-- START Given entries --
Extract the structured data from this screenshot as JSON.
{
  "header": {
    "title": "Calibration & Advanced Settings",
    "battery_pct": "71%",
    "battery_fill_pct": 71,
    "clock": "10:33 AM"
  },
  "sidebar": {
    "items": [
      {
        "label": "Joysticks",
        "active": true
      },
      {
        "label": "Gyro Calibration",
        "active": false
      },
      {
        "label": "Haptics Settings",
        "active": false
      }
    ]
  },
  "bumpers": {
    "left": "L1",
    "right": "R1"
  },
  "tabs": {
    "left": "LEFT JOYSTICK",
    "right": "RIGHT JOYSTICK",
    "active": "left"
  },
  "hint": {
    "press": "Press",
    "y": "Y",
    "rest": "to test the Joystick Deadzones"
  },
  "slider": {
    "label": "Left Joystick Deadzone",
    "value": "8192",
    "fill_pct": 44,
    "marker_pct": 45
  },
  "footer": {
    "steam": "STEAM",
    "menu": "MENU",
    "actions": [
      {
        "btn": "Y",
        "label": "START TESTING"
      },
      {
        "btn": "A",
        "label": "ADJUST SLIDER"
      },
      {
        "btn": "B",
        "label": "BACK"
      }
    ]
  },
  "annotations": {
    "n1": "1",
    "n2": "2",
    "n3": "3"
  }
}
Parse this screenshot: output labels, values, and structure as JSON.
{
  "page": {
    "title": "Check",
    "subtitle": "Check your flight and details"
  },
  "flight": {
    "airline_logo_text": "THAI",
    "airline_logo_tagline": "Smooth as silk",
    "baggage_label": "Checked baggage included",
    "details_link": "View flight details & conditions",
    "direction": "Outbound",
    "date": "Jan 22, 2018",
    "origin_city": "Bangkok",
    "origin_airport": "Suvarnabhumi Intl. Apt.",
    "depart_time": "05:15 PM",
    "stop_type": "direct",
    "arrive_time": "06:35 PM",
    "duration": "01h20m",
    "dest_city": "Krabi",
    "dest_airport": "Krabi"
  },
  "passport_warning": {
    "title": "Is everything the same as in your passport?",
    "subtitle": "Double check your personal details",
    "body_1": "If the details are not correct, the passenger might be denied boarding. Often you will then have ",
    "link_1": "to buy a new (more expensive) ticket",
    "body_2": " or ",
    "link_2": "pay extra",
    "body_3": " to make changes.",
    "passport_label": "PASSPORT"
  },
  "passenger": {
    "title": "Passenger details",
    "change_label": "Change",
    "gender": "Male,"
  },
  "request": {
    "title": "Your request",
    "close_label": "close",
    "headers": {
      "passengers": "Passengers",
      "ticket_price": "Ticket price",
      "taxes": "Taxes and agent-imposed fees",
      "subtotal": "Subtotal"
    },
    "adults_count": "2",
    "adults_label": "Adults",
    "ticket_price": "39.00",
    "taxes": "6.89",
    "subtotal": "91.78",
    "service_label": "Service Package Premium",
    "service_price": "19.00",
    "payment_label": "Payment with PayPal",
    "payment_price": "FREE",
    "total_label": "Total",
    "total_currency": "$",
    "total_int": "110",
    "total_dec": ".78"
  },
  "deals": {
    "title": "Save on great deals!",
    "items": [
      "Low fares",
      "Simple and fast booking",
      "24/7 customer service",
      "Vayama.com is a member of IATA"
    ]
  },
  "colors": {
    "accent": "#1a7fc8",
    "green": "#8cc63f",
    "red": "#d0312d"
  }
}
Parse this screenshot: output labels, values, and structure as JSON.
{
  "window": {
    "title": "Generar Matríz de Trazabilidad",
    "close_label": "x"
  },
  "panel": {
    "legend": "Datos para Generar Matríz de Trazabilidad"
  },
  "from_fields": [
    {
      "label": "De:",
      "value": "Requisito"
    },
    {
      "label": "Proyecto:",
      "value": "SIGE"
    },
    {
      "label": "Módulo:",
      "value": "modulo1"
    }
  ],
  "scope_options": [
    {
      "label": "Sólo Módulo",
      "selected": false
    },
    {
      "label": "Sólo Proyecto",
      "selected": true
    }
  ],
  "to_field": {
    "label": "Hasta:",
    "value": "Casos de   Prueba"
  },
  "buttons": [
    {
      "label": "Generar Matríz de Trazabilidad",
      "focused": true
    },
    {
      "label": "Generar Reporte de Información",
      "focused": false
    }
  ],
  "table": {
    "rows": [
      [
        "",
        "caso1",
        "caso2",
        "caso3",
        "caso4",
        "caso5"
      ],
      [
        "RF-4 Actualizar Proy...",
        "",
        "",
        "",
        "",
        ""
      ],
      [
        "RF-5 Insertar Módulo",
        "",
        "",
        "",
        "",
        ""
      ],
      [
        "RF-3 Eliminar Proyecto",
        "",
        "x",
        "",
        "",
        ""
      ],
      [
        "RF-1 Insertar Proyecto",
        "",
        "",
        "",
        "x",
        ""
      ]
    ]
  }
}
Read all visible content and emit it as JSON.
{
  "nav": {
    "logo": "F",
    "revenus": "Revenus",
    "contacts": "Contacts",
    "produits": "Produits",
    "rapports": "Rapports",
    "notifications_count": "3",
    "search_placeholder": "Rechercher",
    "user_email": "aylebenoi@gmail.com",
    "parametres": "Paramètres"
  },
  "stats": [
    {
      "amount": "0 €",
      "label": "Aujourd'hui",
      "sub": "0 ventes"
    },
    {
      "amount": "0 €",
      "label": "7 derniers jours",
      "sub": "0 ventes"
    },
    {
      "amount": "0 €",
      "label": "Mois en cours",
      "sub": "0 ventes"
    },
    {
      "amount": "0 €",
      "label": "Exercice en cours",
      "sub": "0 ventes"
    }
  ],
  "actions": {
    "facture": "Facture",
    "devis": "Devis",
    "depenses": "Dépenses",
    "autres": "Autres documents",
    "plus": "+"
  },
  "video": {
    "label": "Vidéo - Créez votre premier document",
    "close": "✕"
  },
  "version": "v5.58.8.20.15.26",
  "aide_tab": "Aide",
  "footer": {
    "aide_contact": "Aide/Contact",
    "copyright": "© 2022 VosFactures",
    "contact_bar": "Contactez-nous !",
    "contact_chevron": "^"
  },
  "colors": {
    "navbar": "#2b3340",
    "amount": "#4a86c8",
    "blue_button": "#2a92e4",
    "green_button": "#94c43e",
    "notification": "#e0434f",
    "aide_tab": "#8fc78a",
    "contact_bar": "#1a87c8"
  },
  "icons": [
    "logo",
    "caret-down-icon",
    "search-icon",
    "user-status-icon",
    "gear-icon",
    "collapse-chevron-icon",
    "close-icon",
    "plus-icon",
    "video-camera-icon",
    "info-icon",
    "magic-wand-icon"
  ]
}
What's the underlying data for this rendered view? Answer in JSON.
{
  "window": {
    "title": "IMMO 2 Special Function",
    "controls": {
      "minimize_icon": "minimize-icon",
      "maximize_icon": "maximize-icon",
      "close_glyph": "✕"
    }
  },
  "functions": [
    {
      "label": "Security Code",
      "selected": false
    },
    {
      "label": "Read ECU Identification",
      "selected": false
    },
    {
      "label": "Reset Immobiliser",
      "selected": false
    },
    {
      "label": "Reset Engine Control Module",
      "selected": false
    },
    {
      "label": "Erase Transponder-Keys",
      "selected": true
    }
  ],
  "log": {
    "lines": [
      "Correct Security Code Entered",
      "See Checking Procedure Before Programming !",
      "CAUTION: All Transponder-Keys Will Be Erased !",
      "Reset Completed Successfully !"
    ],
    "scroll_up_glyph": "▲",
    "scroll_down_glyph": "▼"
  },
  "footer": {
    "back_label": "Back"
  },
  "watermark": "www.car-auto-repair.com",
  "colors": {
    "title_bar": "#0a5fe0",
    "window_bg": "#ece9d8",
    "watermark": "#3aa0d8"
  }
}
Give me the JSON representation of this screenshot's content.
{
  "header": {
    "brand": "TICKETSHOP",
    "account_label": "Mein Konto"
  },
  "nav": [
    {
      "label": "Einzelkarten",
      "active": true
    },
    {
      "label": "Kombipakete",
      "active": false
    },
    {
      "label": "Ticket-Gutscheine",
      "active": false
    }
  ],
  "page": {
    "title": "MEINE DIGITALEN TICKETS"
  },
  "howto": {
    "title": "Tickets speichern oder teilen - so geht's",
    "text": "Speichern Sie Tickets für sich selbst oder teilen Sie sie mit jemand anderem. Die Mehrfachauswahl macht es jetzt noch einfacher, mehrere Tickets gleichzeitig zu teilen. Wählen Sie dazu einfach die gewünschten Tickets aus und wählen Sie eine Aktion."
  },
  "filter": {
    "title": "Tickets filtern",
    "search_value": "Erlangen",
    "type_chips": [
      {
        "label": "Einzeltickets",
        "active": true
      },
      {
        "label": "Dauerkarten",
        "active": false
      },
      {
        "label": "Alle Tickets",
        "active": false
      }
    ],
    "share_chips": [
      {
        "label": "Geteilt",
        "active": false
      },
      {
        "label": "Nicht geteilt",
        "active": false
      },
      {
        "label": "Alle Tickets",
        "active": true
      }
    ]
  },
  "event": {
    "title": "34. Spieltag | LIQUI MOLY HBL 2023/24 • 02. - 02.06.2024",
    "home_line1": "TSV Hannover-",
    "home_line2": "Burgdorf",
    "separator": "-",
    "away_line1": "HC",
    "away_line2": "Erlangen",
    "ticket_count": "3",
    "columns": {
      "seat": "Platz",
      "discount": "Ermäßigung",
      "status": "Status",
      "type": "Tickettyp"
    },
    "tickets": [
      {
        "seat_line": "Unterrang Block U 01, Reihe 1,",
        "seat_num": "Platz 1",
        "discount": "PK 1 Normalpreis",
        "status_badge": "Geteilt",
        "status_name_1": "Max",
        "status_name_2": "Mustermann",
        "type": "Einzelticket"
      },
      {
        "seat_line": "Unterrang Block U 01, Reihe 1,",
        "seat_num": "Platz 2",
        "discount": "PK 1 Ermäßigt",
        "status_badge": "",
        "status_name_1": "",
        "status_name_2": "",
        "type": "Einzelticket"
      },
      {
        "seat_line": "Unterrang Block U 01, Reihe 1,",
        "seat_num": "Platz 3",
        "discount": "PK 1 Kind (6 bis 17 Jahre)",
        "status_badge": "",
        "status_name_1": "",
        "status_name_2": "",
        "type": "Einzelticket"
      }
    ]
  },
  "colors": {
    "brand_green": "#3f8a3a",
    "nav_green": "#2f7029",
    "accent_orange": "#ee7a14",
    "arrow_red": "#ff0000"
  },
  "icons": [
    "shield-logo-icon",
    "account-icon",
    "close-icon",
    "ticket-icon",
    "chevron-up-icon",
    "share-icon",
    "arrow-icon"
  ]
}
-- END Given entries --
What to do
Extract every line that has the string "subtitle" in it.

Exercise result
    "subtitle": "Check your flight and details"
    "subtitle": "Double check your personal details",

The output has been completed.